• What is asked:
Each entry has to be copied exactly, with nothing missed.

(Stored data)
----------------
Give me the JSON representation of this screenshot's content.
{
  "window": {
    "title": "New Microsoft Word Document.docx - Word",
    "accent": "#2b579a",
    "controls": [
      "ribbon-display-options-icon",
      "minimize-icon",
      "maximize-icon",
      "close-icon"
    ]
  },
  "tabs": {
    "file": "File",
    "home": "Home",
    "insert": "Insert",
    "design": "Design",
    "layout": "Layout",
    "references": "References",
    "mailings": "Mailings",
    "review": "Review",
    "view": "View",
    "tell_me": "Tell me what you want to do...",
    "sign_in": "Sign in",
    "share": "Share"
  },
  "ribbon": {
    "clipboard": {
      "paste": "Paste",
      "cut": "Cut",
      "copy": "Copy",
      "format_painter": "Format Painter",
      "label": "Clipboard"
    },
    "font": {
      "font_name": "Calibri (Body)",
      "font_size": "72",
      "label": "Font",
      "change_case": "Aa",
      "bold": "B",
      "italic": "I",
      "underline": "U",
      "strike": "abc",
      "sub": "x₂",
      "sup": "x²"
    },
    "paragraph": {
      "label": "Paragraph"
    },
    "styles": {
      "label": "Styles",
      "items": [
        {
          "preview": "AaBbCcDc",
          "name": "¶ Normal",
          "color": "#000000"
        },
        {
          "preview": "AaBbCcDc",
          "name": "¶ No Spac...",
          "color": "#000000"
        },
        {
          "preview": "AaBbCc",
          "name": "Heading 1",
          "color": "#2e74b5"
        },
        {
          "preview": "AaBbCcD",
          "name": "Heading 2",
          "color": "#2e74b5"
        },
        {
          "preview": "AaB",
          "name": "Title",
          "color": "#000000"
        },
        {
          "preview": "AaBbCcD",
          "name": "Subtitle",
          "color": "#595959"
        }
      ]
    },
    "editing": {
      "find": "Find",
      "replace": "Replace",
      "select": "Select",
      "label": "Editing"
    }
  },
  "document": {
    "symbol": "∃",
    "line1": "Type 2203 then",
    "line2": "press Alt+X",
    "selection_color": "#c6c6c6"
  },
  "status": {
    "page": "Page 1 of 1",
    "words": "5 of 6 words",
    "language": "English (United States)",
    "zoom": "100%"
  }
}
----------------
• Exercise result:
Give me the JSON representation of this screenshot's content.
{
  "window": {
    "title": "New Microsoft Word Document.docx - Word",
    "accent": "#2b579a",
    "controls": [
      "ribbon-display-options-icon",
      "minimize-icon",
      "maximize-icon",
      "close-icon"
    ]
  },
  "tabs": {
    "file": "File",
    "home": "Home",
    "insert": "Insert",
    "design": "Design",
    "layout": "Layout",
    "references": "References",
    "mailings": "Mailings",
    "review": "Review",
    "view": "View",
    "tell_me": "Tell me what you want to do...",
    "sign_in": "Sign in",
    "share": "Share"
  },
  "ribbon": {
    "clipboard": {
      "paste": "Paste",
      "cut": "Cut",
      "copy": "Copy",
      "format_painter": "Format Painter",
      "label": "Clipboard"
    },
    "font": {
      "font_name": "Calibri (Body)",
      "font_size": "72",
      "label": "Font",
      "change_case": "Aa",
      "bold": "B",
      "italic": "I",
      "underline": "U",
      "strike": "abc",
      "sub": "x₂",
      "sup": "x²"
    },
    "paragraph": {
      "label": "Paragraph"
    },
    "styles": {
      "label": "Styles",
      "items": [
        {
          "preview": "AaBbCcDc",
          "name": "¶ Normal",
          "color": "#000000"
        },
        {
          "preview": "AaBbCcDc",
          "name": "¶ No Spac...",
          "color": "#000000"
        },
        {
          "preview": "AaBbCc",
          "name": "Heading 1",
          "color": "#2e74b5"
        },
        {
          "preview": "AaBbCcD",
          "name": "Heading 2",
          "color": "#2e74b5"
        },
        {
          "preview": "AaB",
          "name": "Title",
          "color": "#000000"
        },
        {
          "preview": "AaBbCcD",
          "name": "Subtitle",
          "color": "#595959"
        }
      ]
    },
    "editing": {
      "find": "Find",
      "replace": "Replace",
      "select": "Select",
      "label": "Editing"
    }
  },
  "document": {
    "symbol": "∃",
    "line1": "Type 2203 then",
    "line2": "press Alt+X",
    "selection_color": "#c6c6c6"
  },
  "status": {
    "page": "Page 1 of 1",
    "words": "5 of 6 words",
    "language": "English (United States)",
    "zoom": "100%"
  }
}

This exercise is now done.